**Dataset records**
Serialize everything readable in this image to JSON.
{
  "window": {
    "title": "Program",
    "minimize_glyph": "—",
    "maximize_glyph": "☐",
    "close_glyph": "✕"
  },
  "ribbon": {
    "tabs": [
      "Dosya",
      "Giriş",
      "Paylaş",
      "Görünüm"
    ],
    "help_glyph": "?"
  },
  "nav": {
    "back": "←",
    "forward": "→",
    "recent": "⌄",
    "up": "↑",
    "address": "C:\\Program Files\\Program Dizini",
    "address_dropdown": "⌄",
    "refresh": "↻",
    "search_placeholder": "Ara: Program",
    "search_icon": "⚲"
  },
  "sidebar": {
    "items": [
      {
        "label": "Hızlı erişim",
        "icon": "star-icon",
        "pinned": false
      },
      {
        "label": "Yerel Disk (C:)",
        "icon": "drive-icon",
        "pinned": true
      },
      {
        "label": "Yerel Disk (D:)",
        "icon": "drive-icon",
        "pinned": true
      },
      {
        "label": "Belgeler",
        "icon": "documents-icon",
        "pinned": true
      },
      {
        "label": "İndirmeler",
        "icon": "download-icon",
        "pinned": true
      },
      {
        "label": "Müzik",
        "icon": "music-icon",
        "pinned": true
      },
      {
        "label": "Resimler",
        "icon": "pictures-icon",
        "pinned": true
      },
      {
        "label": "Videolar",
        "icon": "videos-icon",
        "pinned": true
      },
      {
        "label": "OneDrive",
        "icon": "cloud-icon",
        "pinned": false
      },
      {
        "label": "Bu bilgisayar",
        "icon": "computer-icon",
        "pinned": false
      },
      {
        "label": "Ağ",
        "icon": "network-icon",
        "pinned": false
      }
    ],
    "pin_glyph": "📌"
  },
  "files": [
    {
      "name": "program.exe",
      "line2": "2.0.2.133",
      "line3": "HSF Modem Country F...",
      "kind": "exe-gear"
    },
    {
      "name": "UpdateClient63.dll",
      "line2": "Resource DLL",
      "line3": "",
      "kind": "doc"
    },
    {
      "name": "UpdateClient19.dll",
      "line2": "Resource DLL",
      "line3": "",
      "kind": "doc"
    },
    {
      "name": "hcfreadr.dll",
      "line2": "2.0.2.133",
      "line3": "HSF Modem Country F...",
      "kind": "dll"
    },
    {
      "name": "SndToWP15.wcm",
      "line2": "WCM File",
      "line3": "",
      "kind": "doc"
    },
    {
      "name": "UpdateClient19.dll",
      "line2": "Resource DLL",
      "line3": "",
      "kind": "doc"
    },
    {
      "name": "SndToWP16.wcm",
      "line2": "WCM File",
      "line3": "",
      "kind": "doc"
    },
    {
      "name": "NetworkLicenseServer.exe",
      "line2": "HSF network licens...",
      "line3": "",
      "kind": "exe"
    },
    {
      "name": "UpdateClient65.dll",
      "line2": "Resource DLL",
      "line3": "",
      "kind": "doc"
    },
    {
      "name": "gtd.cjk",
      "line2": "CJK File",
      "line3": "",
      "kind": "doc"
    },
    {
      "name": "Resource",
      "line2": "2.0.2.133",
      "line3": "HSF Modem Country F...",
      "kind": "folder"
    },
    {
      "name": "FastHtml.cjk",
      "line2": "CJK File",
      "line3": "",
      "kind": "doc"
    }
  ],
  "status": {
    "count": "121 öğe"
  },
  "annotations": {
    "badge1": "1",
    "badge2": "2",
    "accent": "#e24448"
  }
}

**Task to carry out**
Copy out the lines that hold "Disk".

**Written answer**
        "label": "Yerel Disk (C:)",
        "label": "Yerel Disk (D:)",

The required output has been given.